> [What you have to do] Look through the listing below and work out how many of its lines hold the word "Million". Give only the number.

> [Dataset rows]
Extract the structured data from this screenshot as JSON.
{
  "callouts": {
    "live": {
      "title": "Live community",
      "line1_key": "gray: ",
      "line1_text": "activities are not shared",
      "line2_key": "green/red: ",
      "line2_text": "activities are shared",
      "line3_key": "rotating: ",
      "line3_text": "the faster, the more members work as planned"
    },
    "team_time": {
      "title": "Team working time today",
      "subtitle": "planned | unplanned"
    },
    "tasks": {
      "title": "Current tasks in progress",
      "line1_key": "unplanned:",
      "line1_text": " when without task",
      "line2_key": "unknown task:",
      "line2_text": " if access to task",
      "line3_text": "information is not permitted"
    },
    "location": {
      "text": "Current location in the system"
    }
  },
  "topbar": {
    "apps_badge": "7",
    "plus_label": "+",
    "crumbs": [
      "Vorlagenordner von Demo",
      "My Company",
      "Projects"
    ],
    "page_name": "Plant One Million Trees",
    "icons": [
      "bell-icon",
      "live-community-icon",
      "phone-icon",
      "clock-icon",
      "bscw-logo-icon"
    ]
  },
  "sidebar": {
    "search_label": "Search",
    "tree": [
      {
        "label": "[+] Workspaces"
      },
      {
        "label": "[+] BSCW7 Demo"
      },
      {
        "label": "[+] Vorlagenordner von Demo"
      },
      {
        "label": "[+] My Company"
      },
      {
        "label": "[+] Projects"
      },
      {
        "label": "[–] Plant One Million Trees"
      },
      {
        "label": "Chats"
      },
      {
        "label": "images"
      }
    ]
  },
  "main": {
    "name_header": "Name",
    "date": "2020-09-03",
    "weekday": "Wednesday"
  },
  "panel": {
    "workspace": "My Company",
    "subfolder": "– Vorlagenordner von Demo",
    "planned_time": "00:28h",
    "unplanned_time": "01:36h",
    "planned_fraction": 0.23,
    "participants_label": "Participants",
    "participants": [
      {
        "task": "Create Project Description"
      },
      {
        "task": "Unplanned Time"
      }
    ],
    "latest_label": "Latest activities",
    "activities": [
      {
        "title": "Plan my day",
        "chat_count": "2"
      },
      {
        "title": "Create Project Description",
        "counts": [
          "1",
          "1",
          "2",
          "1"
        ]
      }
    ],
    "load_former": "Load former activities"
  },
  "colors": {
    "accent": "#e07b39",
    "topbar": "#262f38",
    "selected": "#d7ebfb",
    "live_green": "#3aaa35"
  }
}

> [Exercise output] 2